Brano dell'esercizio:
════════════════
Rispetto al passato, i ragazzi emofilici possono oggi condurre una vita quasi del tutto simile a quella dei loro coetanei. Con un’adeguata educazione, volta a limitare gli infortuni, i giovani pazienti possono tranquillamente praticare un’attività sportiva a medio e a basso impatto (la partecipazione a sport ad alto impatto, come il calcio e il rugby, rimane ancora problematica). Visti i notevoli benefici, sia sul piano fisico che psicologico, l’attività fisica dovrebbe essere incoraggiata fin dai primi anni di vita del bambino, per favorire un ottimale sviluppo muscolo-scheletrico e prevenire l’obesità. Tuttavia, nonostante le nuove terapie per l’emofilia permettano ai giovani di impegnarsi di più nelle attività sportive rispetto al passato, tra i pazienti persiste tuttora una sorta di ‘cultura della sedentarietà’. Questo fa sì che, ancora oggi, la prevalenza di obesità nei pazienti emofilici adolescenti risulti superiore a quella della popolazione generale. Un’attività fisica moderata può contribuire al mantenimento di una buona forma fisica, con conseguenze positive sulla salute cardiovascolare e articolare.
Anche dal punto di vista dell’attività sessuale, i giovani con emofilia possono condurre una vita del tutto normale. Tuttavia, poiché la presenza di una patologia cronica potrebbe esacerbare le insicurezze comunemente associate all’adolescenza, un adeguato supporto psicologico è consigliato per aiutare questi ragazzi a risolvere le proprie incertezze e preoccupazioni, ad esempio quelle relative alle prestazioni sessuali o al futuro riproduttivo (dato che l’emofilia è una patologia ereditaria). Inoltre, la presenza costante di un sostegno psicologico è in grado di favorire nei giovani l’acquisizione graduale dell’autonomia - evitando una controproducente ‘fuga’ dall’iperprotezione genitoriale - e di sostenere tutta la famiglia nella transizione del paziente dalla medicina pediatrica a quella per adulti: la creazione di una ‘rete’ che coinvolga clinici, familiari, centri ospedalieri pediatrici e per adulti e che sia capace di sorreggere il ragazzo senza ‘soffocarlo’ è senza dubbio lo strumento più efficace per permettergli di affrontare serenamente questa delicata fase di passaggio.
Di fondamentale importanza, infine, l’adozione di un approccio multidisciplinare nella presa in carico dei giovani con emofilia: solo grazie alla sinergia e al lavoro di squadra tra ematologi, infermieri, assistenti sociali, fisiatri, fisioterapisti, dietologi e psicologi – raccomandano gli autori dello studio – sarà possibile traghettare con successo questi ragazzi attraverso il mare burrascoso dell’adolescenza.
════════════════
Dati:

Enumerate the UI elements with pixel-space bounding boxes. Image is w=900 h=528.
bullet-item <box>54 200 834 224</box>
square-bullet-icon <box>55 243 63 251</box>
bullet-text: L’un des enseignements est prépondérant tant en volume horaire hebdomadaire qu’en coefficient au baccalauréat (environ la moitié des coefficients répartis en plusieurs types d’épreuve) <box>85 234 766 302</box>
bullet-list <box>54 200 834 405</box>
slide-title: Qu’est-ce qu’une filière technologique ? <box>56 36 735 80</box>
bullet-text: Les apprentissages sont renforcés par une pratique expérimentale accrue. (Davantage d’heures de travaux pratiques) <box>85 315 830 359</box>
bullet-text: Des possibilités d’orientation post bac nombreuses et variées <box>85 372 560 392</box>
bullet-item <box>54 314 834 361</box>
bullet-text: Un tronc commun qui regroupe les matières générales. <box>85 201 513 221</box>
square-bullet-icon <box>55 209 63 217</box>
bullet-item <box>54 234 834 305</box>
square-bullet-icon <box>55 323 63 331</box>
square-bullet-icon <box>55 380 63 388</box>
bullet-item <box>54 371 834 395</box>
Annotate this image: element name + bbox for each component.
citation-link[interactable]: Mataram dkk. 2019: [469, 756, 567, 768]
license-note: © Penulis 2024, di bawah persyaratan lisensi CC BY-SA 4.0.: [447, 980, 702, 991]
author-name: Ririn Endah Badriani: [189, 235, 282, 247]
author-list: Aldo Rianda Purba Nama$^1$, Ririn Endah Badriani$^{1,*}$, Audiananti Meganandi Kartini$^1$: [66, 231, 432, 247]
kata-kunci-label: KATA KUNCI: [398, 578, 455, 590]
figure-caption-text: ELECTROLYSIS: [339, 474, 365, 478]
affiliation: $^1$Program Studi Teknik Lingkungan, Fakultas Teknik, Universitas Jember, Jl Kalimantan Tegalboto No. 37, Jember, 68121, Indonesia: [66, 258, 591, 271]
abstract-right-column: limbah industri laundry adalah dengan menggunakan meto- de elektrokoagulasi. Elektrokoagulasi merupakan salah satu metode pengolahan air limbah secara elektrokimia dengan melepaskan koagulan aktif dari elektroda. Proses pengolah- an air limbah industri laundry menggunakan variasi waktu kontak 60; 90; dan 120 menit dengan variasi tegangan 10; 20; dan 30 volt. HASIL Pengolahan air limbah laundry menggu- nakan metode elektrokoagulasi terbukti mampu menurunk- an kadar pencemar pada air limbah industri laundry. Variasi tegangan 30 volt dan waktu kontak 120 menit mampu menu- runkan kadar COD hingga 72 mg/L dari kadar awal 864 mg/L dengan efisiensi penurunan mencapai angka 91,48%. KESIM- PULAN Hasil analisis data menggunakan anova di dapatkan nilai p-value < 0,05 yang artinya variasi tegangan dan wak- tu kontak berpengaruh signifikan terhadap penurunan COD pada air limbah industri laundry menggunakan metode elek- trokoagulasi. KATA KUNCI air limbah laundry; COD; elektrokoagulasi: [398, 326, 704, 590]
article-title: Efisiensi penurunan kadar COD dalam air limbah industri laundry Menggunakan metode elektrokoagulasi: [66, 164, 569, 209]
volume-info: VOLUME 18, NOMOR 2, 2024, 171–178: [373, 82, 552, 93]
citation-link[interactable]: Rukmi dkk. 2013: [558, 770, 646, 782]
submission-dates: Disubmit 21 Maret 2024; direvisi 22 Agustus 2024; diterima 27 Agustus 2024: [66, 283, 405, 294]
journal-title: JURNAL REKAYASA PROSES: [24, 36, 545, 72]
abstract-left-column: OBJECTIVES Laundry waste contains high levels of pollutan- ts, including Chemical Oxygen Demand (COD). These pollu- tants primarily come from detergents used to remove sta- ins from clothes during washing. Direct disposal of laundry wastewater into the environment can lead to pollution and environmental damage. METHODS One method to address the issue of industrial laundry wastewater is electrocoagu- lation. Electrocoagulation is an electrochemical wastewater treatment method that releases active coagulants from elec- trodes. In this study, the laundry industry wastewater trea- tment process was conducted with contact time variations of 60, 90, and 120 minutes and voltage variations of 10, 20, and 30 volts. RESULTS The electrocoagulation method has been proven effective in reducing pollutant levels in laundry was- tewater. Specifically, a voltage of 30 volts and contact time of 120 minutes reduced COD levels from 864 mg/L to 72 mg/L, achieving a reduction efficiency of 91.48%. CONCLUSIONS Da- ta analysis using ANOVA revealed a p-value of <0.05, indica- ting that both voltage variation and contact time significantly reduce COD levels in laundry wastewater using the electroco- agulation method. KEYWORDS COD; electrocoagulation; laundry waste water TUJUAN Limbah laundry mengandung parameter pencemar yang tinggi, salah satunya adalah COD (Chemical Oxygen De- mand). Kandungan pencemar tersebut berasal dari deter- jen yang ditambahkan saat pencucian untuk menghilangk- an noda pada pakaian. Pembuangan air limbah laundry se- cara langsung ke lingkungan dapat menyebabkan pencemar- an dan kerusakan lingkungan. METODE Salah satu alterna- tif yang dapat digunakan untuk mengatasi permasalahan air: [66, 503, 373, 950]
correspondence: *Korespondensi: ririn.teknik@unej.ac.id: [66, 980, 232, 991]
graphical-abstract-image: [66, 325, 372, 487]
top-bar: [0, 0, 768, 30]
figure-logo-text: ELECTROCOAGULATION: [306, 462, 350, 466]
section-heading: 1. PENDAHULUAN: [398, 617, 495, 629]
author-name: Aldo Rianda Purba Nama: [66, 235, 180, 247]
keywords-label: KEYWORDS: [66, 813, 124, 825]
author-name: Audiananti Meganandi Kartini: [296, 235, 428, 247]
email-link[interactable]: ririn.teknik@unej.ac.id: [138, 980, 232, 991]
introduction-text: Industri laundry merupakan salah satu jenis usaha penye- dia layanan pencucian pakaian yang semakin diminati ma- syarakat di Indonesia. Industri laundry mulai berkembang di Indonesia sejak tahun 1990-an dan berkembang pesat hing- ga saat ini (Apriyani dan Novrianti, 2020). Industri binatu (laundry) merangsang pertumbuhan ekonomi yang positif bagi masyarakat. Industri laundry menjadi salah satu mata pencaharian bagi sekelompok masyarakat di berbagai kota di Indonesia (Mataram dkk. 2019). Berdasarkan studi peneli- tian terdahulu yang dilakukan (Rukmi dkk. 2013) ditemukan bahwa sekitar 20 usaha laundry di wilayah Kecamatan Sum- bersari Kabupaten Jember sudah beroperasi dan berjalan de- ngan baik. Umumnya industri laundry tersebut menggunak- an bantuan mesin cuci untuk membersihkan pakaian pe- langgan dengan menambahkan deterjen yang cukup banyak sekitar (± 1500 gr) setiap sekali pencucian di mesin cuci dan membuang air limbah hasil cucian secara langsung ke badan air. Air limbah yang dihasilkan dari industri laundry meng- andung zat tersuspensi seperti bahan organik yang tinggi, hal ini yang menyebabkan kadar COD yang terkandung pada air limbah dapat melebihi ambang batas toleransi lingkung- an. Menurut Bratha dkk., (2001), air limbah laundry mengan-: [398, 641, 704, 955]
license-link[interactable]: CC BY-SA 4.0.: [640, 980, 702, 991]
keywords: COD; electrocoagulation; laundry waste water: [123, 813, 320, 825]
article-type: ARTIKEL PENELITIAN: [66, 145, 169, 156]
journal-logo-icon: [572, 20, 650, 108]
════════════════
Compito 1:
Ricopia dal brano sull'emofilia il passo che si apre con le parole contenenti "Di fondamentale importanza, infine, l’adozione" e si chiude con "mare burrascoso dell’adolescenza.".
Compito 2:
Per favore, traduci in inglese questa frase del brano sull'emofilia: "Anche dal punto di vista dell’attività sessuale, i giovani con emofilia possono condurre una vita del tutto normale."

Risultato atteso 1:
Di fondamentale importanza, infine, l’adozione di un approccio multidisciplinare nella presa in carico dei giovani con emofilia: solo grazie alla sinergia e al lavoro di squadra tra ematologi, infermieri, assistenti sociali, fisiatri, fisioterapisti, dietologi e psicologi – raccomandano gli autori dello studio – sarà possibile traghettare con successo questi ragazzi attraverso il mare burrascoso dell’adolescenza.

Risultato atteso 2:
In terms of sexual activity as well, young people with hemophilia can lead a completely normal life.